— GIVEN PROBLEM —
Give the entries back exactly, dropping each image.

..........

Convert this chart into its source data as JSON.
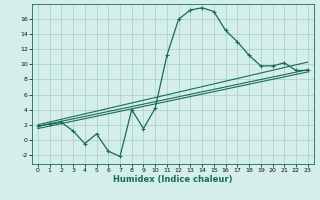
{
  "xlabel": "Humidex (Indice chaleur)",
  "bg_color": "#d4eeea",
  "grid_color": "#aed4cc",
  "line_color": "#1a6b5a",
  "xlim": [
    -0.5,
    23.5
  ],
  "ylim": [
    -3.2,
    18.0
  ],
  "xticks": [
    0,
    1,
    2,
    3,
    4,
    5,
    6,
    7,
    8,
    9,
    10,
    11,
    12,
    13,
    14,
    15,
    16,
    17,
    18,
    19,
    20,
    21,
    22,
    23
  ],
  "yticks": [
    -2,
    0,
    2,
    4,
    6,
    8,
    10,
    12,
    14,
    16
  ],
  "curve_x": [
    0,
    1,
    2,
    3,
    4,
    5,
    6,
    7,
    8,
    9,
    10,
    11,
    12,
    13,
    14,
    15,
    16,
    17,
    18,
    19,
    20,
    21,
    22,
    23
  ],
  "curve_y": [
    1.8,
    2.1,
    2.3,
    1.2,
    -0.5,
    0.8,
    -1.5,
    -2.2,
    4.0,
    1.5,
    4.2,
    11.2,
    16.0,
    17.2,
    17.5,
    17.0,
    14.5,
    13.0,
    11.2,
    9.8,
    9.8,
    10.2,
    9.2,
    9.2
  ],
  "line1_x": [
    0,
    23
  ],
  "line1_y": [
    2.0,
    10.3
  ],
  "line2_x": [
    0,
    23
  ],
  "line2_y": [
    1.8,
    9.3
  ],
  "line3_x": [
    0,
    23
  ],
  "line3_y": [
    1.5,
    9.0
  ]
}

..........

— EXERCISE SOLUTION —
Convert this chart into its source data as JSON.
{
  "xlabel": "Humidex (Indice chaleur)",
  "bg_color": "#d4eeea",
  "grid_color": "#aed4cc",
  "line_color": "#1a6b5a",
  "xlim": [
    -0.5,
    23.5
  ],
  "ylim": [
    -3.2,
    18.0
  ],
  "xticks": [
    0,
    1,
    2,
    3,
    4,
    5,
    6,
    7,
    8,
    9,
    10,
    11,
    12,
    13,
    14,
    15,
    16,
    17,
    18,
    19,
    20,
    21,
    22,
    23
  ],
  "yticks": [
    -2,
    0,
    2,
    4,
    6,
    8,
    10,
    12,
    14,
    16
  ],
  "curve_x": [
    0,
    1,
    2,
    3,
    4,
    5,
    6,
    7,
    8,
    9,
    10,
    11,
    12,
    13,
    14,
    15,
    16,
    17,
    18,
    19,
    20,
    21,
    22,
    23
  ],
  "curve_y": [
    1.8,
    2.1,
    2.3,
    1.2,
    -0.5,
    0.8,
    -1.5,
    -2.2,
    4.0,
    1.5,
    4.2,
    11.2,
    16.0,
    17.2,
    17.5,
    17.0,
    14.5,
    13.0,
    11.2,
    9.8,
    9.8,
    10.2,
    9.2,
    9.2
  ],
  "line1_x": [
    0,
    23
  ],
  "line1_y": [
    2.0,
    10.3
  ],
  "line2_x": [
    0,
    23
  ],
  "line2_y": [
    1.8,
    9.3
  ],
  "line3_x": [
    0,
    23
  ],
  "line3_y": [
    1.5,
    9.0
  ]
}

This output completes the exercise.